*WORK TO DO:*
From the listing below, extract each entry exactly as written, minus the images.

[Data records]
################

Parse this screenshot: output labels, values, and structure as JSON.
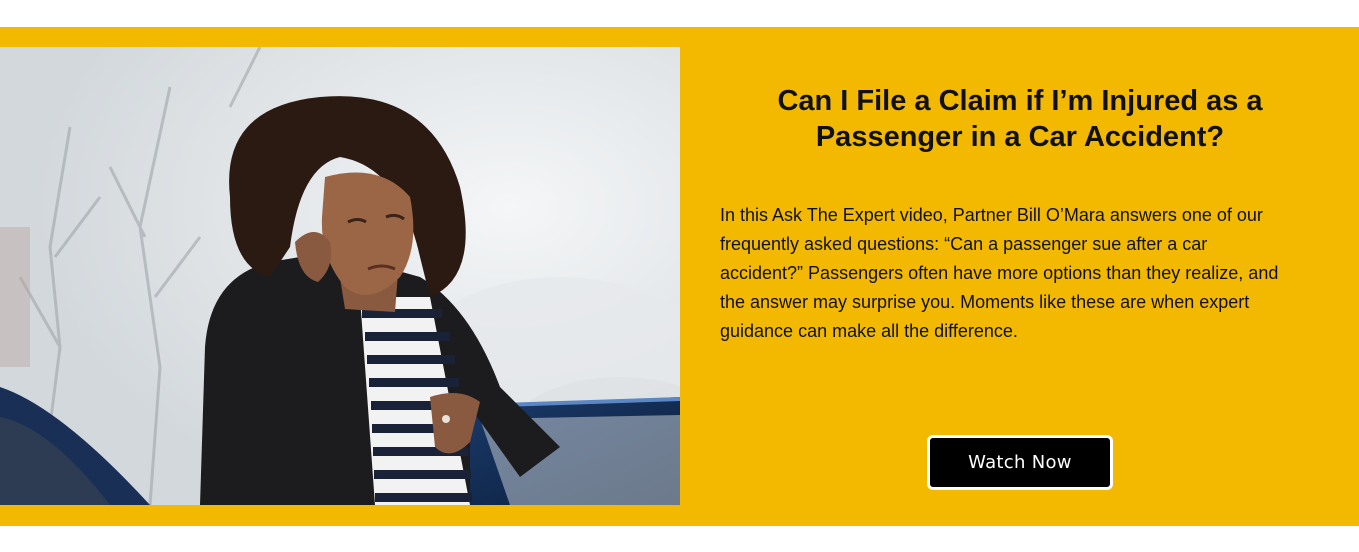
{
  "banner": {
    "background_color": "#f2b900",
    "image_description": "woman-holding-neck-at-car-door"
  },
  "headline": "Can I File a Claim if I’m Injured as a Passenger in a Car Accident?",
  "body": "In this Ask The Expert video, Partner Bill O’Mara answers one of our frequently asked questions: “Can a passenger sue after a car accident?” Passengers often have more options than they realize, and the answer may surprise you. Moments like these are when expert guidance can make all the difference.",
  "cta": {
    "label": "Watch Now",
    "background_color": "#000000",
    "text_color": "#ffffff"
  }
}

################

*PROBLEM SOLUTION:*
Parse this screenshot: output labels, values, and structure as JSON.
{
  "banner": {
    "background_color": "#f2b900",
    "image_description": "woman-holding-neck-at-car-door"
  },
  "headline": "Can I File a Claim if I’m Injured as a Passenger in a Car Accident?",
  "body": "In this Ask The Expert video, Partner Bill O’Mara answers one of our frequently asked questions: “Can a passenger sue after a car accident?” Passengers often have more options than they realize, and the answer may surprise you. Moments like these are when expert guidance can make all the difference.",
  "cta": {
    "label": "Watch Now",
    "background_color": "#000000",
    "text_color": "#ffffff"
  }
}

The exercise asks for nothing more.